● GOAL OF THE EXERCISE
Report each line of the data that includes the word "return".

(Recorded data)
- - - - - - -

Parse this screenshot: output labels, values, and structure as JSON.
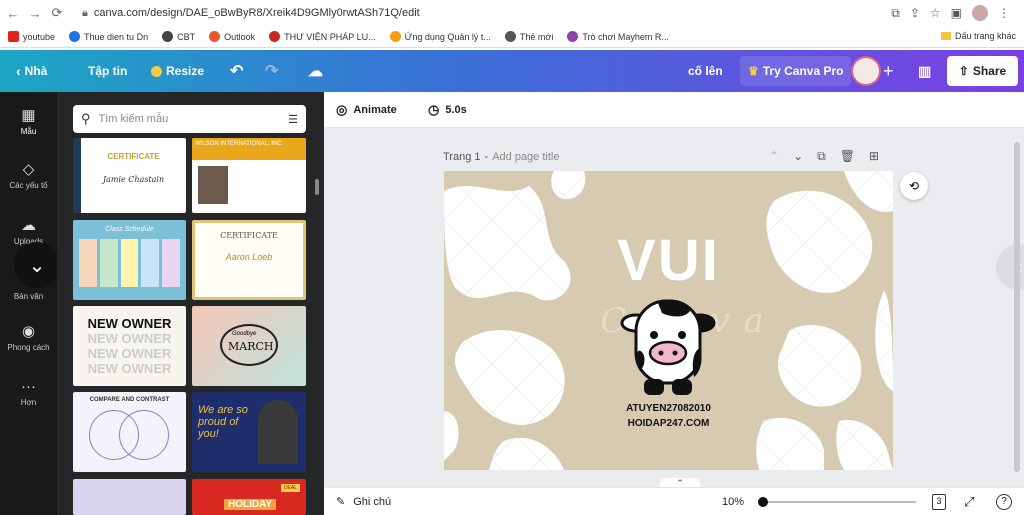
{
  "browser": {
    "url": "canva.com/design/DAE_oBwByR8/Xreik4D9GMly0rwtASh71Q/edit",
    "bookmarks": [
      {
        "label": "youtube",
        "color": "#e62117"
      },
      {
        "label": "Thue dien tu Dn",
        "color": "#1a73e8"
      },
      {
        "label": "CBT",
        "color": "#444444"
      },
      {
        "label": "Outlook",
        "color": "#e4572e"
      },
      {
        "label": "THƯ VIỆN PHÁP LU...",
        "color": "#c62828"
      },
      {
        "label": "Ứng dụng Quản lý t...",
        "color": "#f39c12"
      },
      {
        "label": "Thẻ mới",
        "color": "#555555"
      },
      {
        "label": "Trò chơi Mayhem R...",
        "color": "#8e44ad"
      }
    ],
    "other_bookmarks": "Dấu trang khác"
  },
  "topbar": {
    "home": "Nhà",
    "file": "Tập tin",
    "resize": "Resize",
    "save_status": "cố lên",
    "try_pro": "Try Canva Pro",
    "share": "Share"
  },
  "sidebar": {
    "items": [
      {
        "label": "Mẫu"
      },
      {
        "label": "Các yếu tố"
      },
      {
        "label": "Uploads"
      },
      {
        "label": "Bản văn"
      },
      {
        "label": "Phong cách"
      },
      {
        "label": "Hơn"
      }
    ]
  },
  "panel": {
    "search_placeholder": "Tìm kiếm mẫu",
    "templates": [
      {
        "title": "CERTIFICATE",
        "sub": "Jamie Chastain"
      },
      {
        "title": "WILSON INTERNATIONAL, INC."
      },
      {
        "title": "Class Schedule"
      },
      {
        "title": "CERTIFICATE",
        "sub": "Aaron Loeb"
      },
      {
        "title": "NEW OWNER"
      },
      {
        "title": "MARCH",
        "sub": "Goodbye"
      },
      {
        "title": "COMPARE AND CONTRAST"
      },
      {
        "title": "We are so proud of you!"
      },
      {
        "title": ""
      },
      {
        "title": "HOLIDAY",
        "sub": "DEAL"
      }
    ]
  },
  "editor": {
    "animate": "Animate",
    "duration": "5.0s",
    "page_label": "Trang 1",
    "page_title_placeholder": "Add page title",
    "design": {
      "headline": "VUI",
      "watermark": "Canva",
      "line1": "ATUYEN27082010",
      "line2": "HOIDAP247.COM"
    },
    "notes": "Ghi chú",
    "zoom": "10%",
    "page_count": "3"
  },
  "colors": {
    "canva_bg": "#d6cab0",
    "accent_gradient_start": "#1ca7c4",
    "accent_gradient_end": "#7b3fe4"
  }
}
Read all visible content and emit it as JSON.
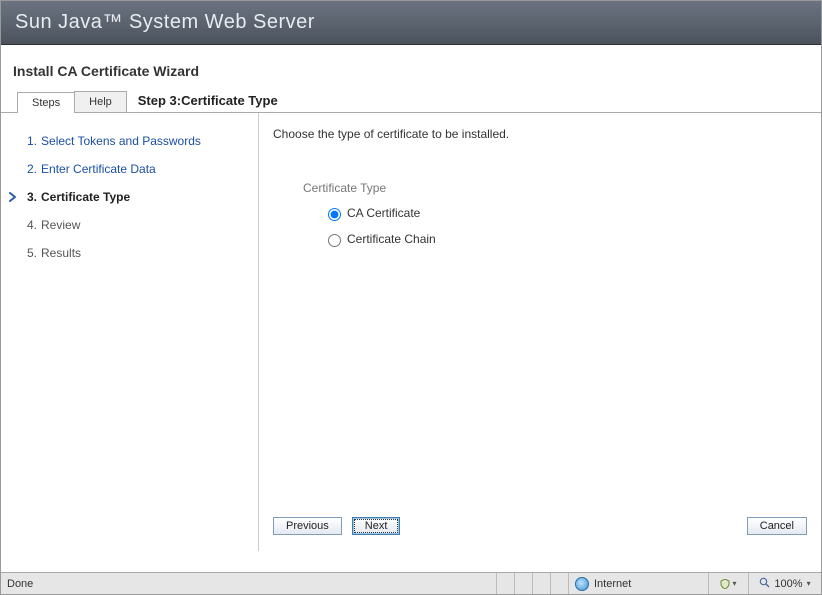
{
  "app_title": "Sun Java™ System Web Server",
  "wizard_title": "Install CA Certificate Wizard",
  "tabs": {
    "steps": "Steps",
    "help": "Help"
  },
  "step_header": "Step 3:Certificate Type",
  "steps": [
    {
      "num": "1.",
      "label": "Select Tokens and Passwords",
      "state": "link"
    },
    {
      "num": "2.",
      "label": "Enter Certificate Data",
      "state": "link"
    },
    {
      "num": "3.",
      "label": "Certificate Type",
      "state": "current"
    },
    {
      "num": "4.",
      "label": "Review",
      "state": "future"
    },
    {
      "num": "5.",
      "label": "Results",
      "state": "future"
    }
  ],
  "instruction": "Choose the type of certificate to be installed.",
  "group_label": "Certificate Type",
  "options": {
    "ca": "CA Certificate",
    "chain": "Certificate Chain"
  },
  "selected_option": "ca",
  "buttons": {
    "previous": "Previous",
    "next": "Next",
    "cancel": "Cancel"
  },
  "statusbar": {
    "done": "Done",
    "zone": "Internet",
    "zoom": "100%"
  }
}
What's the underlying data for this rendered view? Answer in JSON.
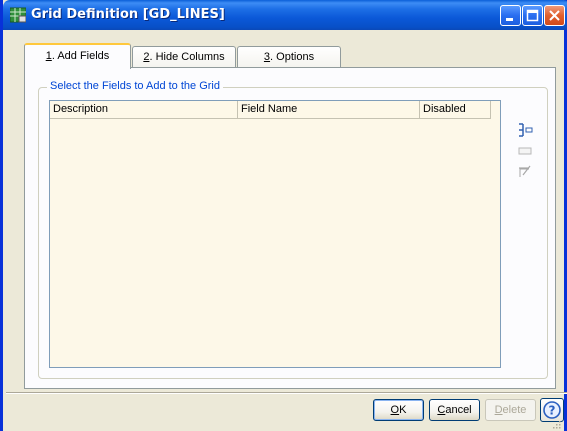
{
  "window": {
    "title": "Grid Definition  [GD_LINES]",
    "icon": "grid-app-icon"
  },
  "titlebar_buttons": [
    "minimize-icon",
    "maximize-icon",
    "close-icon"
  ],
  "tabs": [
    {
      "mnemonic": "1",
      "rest": ". Add Fields",
      "active": true
    },
    {
      "mnemonic": "2",
      "rest": ". Hide Columns",
      "active": false
    },
    {
      "mnemonic": "3",
      "rest": ". Options",
      "active": false
    }
  ],
  "group": {
    "label": "Select the Fields to Add to the Grid"
  },
  "grid": {
    "columns": [
      "Description",
      "Field Name",
      "Disabled"
    ],
    "rows": []
  },
  "side_tools": [
    "add-field-icon",
    "field-properties-icon",
    "edit-field-icon"
  ],
  "buttons": {
    "ok": {
      "mnemonic": "O",
      "rest": "K"
    },
    "cancel": {
      "mnemonic": "C",
      "rest": "ancel"
    },
    "delete": {
      "mnemonic": "D",
      "rest": "elete",
      "enabled": false
    },
    "help_icon": "help-icon"
  },
  "colors": {
    "titlebar": "#0a58d8",
    "grid_background": "#fdf8e8",
    "group_label": "#0046d5",
    "active_tab_highlight": "#ffc83c"
  }
}
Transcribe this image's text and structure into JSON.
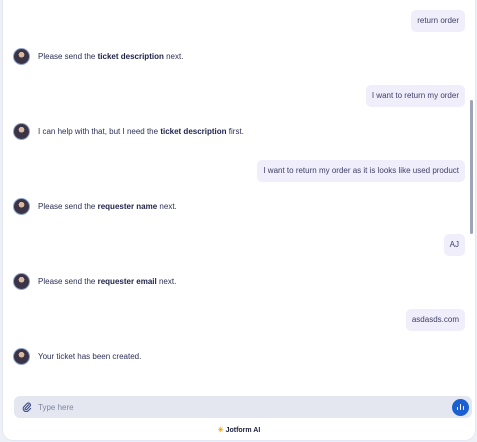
{
  "messages": [
    {
      "role": "user",
      "text": "return order"
    },
    {
      "role": "bot",
      "before": "Please send the ",
      "bold": "ticket description",
      "after": " next."
    },
    {
      "role": "user",
      "text": "I want to return my order"
    },
    {
      "role": "bot",
      "before": "I can help with that, but I need the ",
      "bold": "ticket description",
      "after": " first."
    },
    {
      "role": "user",
      "text": "I want to return my order as it is looks like used product"
    },
    {
      "role": "bot",
      "before": "Please send the ",
      "bold": "requester name",
      "after": " next."
    },
    {
      "role": "user",
      "text": "AJ"
    },
    {
      "role": "bot",
      "before": "Please send the ",
      "bold": "requester email",
      "after": " next."
    },
    {
      "role": "user",
      "text": "asdasds.com"
    },
    {
      "role": "bot",
      "before": "Your ticket has been created.",
      "bold": "",
      "after": ""
    }
  ],
  "composer": {
    "placeholder": "Type here"
  },
  "footer": {
    "brand": "Jotform AI"
  },
  "icons": {
    "attach": "paperclip-icon",
    "voice": "microphone-icon",
    "brand": "sparkle-icon"
  }
}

- - - - - - -

● SOLUTION
      "text": "return order"
      "text": "I want to return my order"
      "text": "I want to return my order as it is looks like used product"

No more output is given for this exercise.